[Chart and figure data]
■ ■ ■ ■ ■

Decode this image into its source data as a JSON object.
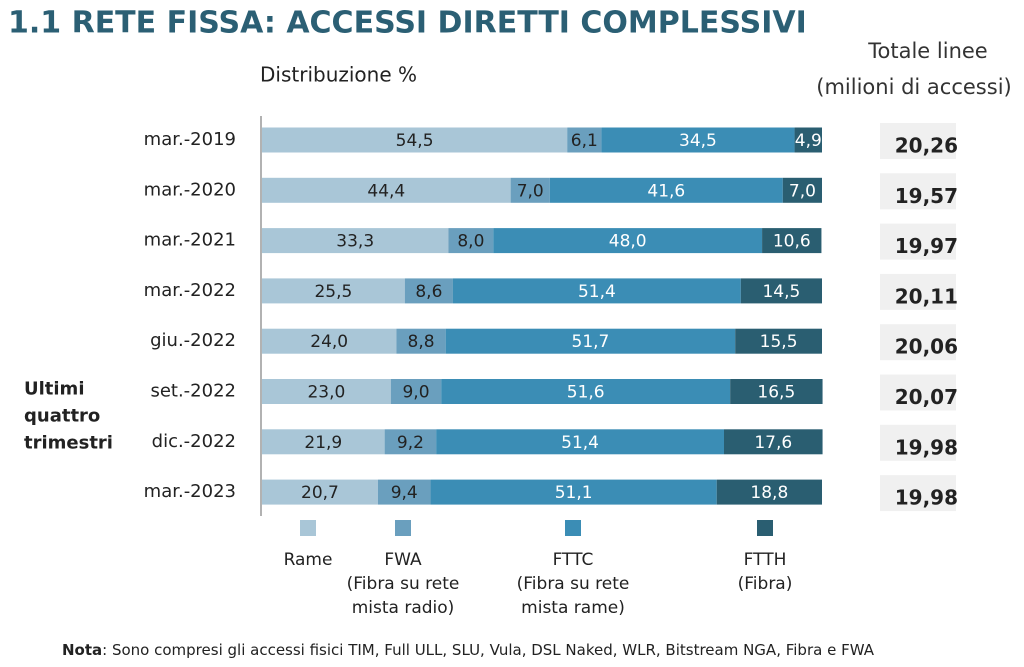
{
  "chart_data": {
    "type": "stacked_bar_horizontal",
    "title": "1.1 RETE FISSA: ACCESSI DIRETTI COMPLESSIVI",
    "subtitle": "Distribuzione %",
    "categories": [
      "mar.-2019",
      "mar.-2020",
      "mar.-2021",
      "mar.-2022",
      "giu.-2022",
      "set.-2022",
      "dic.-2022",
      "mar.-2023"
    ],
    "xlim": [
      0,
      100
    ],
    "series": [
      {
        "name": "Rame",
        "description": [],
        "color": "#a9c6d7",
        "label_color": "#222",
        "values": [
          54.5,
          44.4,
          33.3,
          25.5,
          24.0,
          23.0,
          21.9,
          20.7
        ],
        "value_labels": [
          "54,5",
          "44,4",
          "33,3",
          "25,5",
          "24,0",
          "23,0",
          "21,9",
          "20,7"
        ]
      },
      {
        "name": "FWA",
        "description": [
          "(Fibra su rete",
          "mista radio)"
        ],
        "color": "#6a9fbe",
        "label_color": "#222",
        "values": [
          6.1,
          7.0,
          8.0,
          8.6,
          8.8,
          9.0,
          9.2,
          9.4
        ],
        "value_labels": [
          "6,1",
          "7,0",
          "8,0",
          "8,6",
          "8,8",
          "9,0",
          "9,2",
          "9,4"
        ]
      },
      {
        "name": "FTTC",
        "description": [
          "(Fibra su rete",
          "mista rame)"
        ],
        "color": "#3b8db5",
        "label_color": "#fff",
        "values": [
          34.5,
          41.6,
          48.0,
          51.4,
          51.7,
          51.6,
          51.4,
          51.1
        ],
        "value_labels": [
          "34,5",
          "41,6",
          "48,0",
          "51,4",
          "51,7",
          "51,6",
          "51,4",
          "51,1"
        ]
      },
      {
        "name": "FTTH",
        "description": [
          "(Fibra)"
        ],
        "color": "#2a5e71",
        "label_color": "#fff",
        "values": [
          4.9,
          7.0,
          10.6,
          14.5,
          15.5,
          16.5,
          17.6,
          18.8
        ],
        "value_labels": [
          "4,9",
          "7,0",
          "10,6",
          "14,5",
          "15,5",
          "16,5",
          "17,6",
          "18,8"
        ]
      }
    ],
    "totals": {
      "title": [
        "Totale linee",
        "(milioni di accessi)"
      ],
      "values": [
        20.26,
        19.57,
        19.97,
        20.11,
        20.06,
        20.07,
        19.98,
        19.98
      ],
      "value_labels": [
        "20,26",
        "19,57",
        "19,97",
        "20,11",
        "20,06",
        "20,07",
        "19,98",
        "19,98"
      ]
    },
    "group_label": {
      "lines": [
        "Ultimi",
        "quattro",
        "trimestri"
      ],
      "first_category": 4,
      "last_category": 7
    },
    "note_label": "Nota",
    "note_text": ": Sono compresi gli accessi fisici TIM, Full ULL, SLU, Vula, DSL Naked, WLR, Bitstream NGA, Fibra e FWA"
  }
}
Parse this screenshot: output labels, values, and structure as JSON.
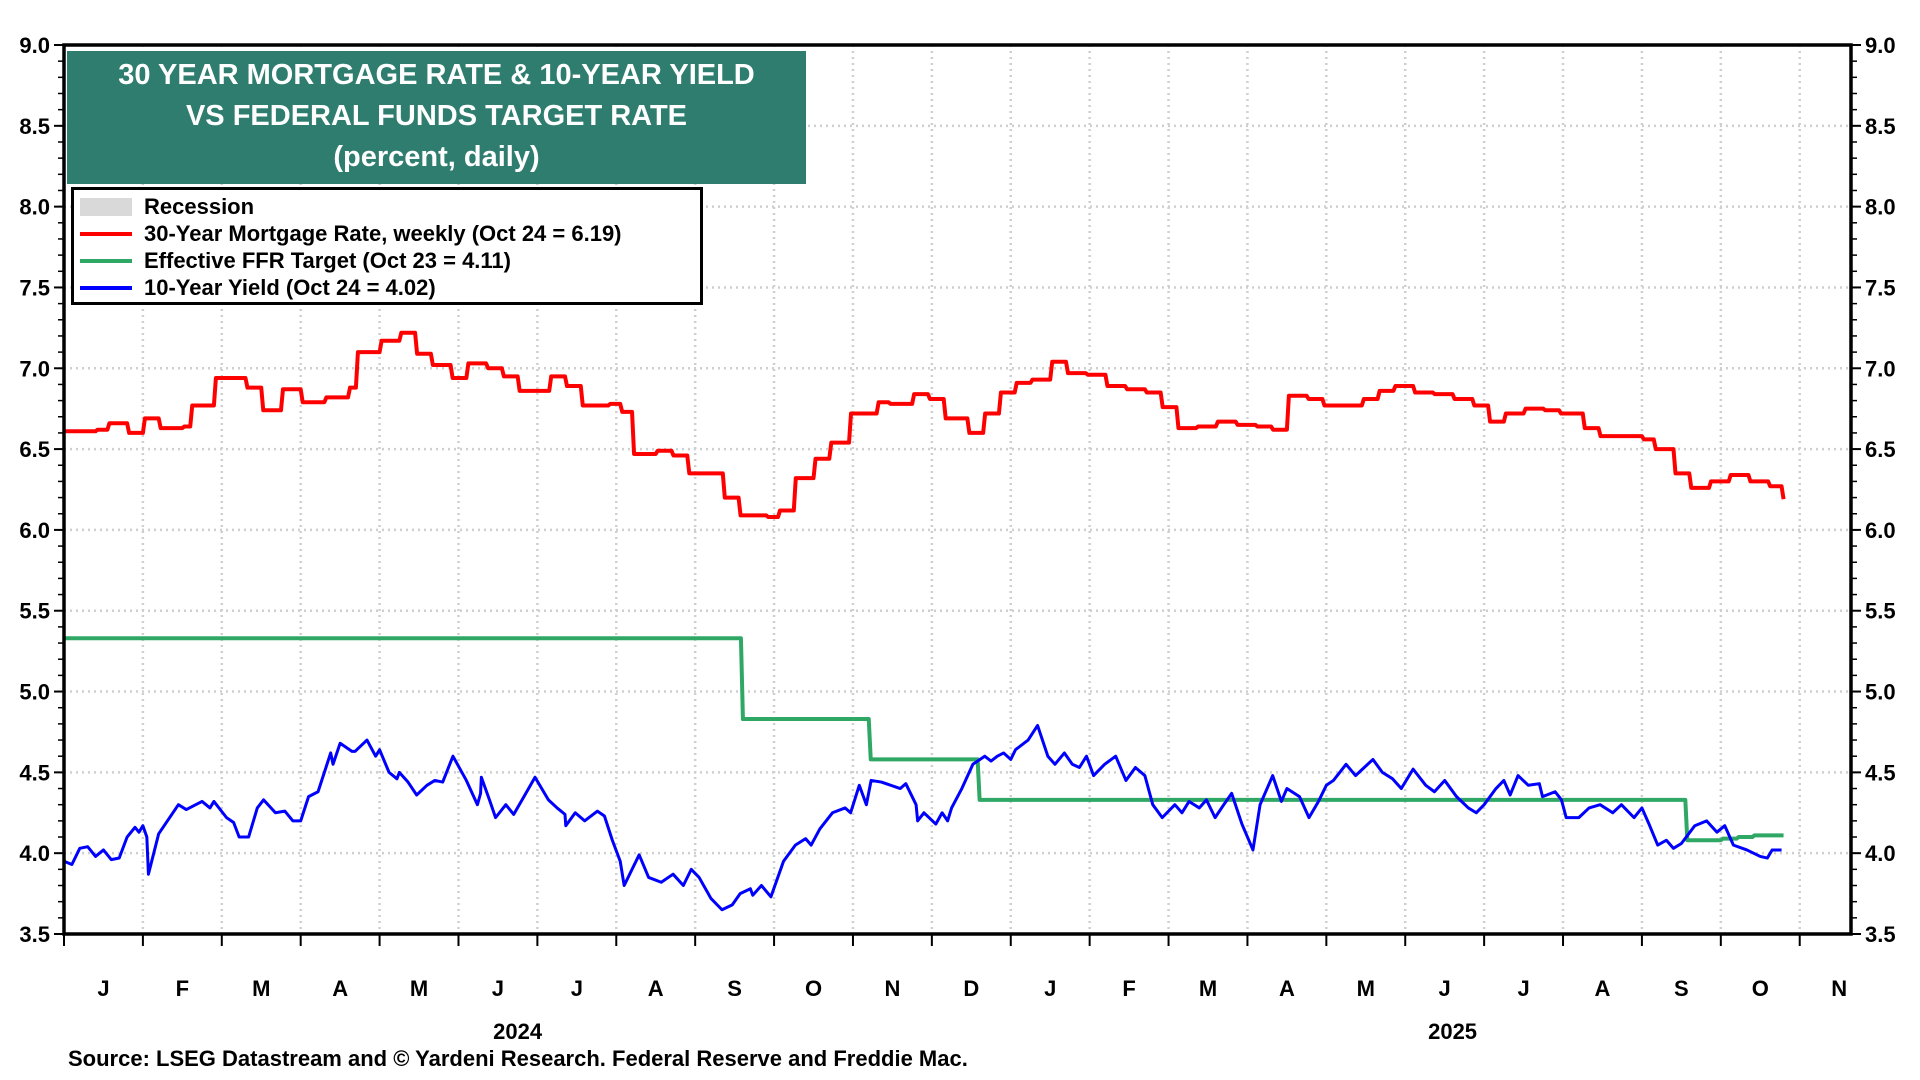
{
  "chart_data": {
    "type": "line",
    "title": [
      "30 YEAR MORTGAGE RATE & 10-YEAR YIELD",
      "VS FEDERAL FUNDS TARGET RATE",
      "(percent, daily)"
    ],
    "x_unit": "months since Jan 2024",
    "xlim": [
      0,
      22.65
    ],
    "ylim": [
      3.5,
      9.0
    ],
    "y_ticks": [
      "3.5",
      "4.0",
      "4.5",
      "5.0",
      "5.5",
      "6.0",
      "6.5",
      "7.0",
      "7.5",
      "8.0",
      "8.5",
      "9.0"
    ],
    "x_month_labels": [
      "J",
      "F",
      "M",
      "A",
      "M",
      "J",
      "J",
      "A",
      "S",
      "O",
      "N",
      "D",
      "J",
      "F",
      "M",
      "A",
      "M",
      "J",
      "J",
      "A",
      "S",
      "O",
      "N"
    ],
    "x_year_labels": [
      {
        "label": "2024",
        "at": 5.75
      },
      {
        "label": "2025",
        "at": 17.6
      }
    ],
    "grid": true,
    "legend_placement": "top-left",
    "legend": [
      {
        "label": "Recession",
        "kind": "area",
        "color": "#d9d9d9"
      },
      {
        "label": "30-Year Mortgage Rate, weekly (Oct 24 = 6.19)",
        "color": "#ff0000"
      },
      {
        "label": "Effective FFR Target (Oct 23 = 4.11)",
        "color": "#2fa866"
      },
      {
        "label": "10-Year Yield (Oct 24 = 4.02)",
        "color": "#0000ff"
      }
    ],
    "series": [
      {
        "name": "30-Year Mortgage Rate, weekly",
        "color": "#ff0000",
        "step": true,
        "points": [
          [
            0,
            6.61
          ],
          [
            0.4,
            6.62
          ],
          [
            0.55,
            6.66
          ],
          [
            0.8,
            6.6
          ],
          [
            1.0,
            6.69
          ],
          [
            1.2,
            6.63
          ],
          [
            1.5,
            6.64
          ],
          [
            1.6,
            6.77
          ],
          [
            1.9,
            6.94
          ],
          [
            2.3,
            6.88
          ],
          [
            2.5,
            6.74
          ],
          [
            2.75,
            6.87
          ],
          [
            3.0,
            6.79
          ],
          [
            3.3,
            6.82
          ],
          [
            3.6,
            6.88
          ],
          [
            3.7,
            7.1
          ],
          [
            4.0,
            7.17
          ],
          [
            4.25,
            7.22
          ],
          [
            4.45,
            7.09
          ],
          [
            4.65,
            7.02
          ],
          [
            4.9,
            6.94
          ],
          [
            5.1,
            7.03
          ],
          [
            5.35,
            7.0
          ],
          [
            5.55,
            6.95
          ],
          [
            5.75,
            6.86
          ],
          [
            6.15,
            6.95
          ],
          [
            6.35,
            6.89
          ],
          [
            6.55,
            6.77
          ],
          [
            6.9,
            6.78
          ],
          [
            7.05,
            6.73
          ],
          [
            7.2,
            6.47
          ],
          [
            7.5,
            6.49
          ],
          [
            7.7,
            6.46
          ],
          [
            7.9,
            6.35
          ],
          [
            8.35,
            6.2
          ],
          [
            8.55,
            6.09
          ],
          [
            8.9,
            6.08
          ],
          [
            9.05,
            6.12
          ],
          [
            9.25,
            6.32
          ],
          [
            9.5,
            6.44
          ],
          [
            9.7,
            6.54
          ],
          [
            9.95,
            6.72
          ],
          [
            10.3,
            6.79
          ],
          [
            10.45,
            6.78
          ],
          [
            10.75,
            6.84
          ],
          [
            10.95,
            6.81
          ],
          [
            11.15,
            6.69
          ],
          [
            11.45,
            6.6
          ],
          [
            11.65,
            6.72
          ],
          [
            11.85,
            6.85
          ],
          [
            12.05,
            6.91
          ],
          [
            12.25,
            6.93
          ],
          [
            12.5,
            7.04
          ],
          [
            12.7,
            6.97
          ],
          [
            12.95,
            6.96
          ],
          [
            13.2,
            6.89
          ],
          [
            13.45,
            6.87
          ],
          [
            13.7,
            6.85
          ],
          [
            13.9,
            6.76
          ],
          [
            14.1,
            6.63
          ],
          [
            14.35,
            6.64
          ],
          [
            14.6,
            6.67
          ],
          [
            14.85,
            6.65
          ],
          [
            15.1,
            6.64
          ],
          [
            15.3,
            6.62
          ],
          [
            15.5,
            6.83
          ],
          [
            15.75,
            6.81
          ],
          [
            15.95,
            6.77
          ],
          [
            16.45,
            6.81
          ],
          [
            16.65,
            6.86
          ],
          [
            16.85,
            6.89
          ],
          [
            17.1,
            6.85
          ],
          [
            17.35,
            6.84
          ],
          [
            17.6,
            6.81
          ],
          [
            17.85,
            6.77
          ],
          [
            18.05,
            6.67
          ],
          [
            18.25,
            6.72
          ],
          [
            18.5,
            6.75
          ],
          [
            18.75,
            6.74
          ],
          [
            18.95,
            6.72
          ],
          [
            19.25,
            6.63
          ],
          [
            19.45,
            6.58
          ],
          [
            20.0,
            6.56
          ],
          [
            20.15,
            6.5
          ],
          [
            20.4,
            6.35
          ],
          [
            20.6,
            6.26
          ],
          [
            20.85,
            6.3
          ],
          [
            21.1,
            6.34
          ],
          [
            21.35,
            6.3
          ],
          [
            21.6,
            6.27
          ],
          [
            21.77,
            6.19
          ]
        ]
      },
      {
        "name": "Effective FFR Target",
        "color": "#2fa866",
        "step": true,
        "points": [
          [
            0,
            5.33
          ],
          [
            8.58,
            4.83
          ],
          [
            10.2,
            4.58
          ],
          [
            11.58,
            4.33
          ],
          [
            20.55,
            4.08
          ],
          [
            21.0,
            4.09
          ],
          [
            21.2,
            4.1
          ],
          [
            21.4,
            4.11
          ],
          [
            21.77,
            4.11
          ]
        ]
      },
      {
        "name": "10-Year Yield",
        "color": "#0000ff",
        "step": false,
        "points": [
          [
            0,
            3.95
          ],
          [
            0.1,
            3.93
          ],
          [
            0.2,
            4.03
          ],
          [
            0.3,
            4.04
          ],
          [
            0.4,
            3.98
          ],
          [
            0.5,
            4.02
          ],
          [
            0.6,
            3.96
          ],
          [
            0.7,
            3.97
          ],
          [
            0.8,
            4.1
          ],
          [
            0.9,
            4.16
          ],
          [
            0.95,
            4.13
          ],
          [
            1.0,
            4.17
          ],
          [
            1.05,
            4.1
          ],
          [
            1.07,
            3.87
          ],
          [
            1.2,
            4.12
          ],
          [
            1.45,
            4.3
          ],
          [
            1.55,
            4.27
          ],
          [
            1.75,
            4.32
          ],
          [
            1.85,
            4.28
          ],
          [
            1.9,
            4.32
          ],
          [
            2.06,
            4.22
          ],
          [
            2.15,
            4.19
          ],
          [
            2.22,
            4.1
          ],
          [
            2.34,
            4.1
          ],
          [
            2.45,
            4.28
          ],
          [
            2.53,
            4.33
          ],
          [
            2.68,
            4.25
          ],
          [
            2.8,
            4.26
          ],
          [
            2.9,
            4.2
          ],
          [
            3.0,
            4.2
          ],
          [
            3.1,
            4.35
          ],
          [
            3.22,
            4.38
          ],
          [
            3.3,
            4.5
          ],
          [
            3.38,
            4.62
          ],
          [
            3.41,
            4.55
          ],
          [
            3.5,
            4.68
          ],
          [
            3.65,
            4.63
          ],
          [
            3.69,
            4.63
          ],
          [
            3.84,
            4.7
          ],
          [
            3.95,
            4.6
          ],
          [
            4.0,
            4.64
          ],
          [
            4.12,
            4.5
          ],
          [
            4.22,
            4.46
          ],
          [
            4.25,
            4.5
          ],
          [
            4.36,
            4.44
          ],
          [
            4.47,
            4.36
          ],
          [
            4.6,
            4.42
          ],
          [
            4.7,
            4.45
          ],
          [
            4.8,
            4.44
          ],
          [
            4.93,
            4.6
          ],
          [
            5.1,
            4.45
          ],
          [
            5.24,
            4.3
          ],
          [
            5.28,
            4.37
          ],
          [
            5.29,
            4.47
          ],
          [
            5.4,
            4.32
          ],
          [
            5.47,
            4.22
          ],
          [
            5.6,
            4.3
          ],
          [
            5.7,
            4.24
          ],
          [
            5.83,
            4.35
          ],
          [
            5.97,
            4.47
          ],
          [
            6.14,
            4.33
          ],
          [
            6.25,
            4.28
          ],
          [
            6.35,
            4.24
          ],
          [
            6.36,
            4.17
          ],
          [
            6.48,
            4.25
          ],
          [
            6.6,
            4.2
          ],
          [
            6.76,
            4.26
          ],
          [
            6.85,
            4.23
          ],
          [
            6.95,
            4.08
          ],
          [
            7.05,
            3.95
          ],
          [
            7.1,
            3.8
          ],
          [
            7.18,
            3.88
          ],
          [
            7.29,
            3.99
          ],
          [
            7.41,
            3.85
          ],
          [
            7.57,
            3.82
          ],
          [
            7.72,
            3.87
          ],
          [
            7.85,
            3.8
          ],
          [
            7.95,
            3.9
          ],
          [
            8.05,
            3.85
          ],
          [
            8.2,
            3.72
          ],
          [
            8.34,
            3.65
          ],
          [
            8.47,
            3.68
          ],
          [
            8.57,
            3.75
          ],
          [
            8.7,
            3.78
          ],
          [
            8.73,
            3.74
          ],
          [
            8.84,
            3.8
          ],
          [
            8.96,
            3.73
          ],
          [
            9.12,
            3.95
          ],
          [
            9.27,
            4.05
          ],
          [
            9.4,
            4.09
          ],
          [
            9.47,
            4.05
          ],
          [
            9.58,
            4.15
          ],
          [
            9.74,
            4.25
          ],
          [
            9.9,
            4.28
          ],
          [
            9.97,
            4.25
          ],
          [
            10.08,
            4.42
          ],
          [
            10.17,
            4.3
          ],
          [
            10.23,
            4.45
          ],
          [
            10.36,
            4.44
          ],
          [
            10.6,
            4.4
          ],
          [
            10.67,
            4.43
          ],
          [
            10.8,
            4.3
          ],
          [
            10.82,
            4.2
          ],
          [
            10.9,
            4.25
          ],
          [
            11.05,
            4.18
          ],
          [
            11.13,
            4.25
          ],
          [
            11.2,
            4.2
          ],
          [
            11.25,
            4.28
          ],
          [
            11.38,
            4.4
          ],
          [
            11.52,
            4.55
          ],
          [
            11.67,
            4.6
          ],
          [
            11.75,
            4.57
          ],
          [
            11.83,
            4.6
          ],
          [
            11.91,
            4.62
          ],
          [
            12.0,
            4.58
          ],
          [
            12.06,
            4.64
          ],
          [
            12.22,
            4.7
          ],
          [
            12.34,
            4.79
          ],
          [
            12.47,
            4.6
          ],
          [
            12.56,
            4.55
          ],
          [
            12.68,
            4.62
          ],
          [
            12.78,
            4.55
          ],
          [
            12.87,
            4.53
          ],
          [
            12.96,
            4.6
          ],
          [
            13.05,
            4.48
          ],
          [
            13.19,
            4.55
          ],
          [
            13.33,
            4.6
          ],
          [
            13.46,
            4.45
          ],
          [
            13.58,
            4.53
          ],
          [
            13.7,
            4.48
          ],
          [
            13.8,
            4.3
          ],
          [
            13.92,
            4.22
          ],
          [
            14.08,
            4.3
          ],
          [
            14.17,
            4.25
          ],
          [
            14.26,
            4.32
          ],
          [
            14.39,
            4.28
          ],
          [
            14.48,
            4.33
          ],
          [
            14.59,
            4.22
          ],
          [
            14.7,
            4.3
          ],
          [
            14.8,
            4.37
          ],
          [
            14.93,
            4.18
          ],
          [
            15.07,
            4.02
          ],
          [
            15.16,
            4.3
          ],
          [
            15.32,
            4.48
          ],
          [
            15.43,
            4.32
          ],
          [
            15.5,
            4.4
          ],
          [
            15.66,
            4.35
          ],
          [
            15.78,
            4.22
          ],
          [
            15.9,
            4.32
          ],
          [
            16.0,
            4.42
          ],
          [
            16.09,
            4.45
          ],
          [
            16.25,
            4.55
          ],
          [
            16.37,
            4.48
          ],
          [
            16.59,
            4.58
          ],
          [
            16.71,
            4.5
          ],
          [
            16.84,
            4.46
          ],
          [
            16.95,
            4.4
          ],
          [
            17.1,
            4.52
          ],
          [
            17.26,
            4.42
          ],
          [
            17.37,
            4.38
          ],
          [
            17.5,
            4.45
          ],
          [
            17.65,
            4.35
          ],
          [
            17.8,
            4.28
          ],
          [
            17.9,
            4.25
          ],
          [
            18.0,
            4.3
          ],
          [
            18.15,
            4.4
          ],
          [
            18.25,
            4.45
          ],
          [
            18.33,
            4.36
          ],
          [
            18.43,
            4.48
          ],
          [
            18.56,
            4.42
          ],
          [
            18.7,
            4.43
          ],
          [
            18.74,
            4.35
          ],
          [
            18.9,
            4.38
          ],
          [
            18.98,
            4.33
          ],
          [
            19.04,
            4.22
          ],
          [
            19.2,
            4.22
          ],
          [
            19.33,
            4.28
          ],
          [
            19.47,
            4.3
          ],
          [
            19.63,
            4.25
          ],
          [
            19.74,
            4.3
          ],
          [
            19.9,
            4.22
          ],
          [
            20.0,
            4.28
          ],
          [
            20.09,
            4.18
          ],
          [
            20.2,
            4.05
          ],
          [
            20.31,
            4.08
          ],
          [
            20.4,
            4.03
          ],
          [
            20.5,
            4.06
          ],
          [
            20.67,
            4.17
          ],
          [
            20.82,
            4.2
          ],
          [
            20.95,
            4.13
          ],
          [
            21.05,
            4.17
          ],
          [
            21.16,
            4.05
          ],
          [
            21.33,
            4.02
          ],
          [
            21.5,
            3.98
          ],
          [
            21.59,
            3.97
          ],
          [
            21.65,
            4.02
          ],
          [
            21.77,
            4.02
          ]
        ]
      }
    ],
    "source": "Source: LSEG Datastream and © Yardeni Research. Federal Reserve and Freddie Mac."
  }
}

■ ■ ■ ■ ■

Show the lines that mention the word "type".

## ANSWER TO THE EXERCISE
    "type": "stacked_bar_horizontal",
    "type": "line",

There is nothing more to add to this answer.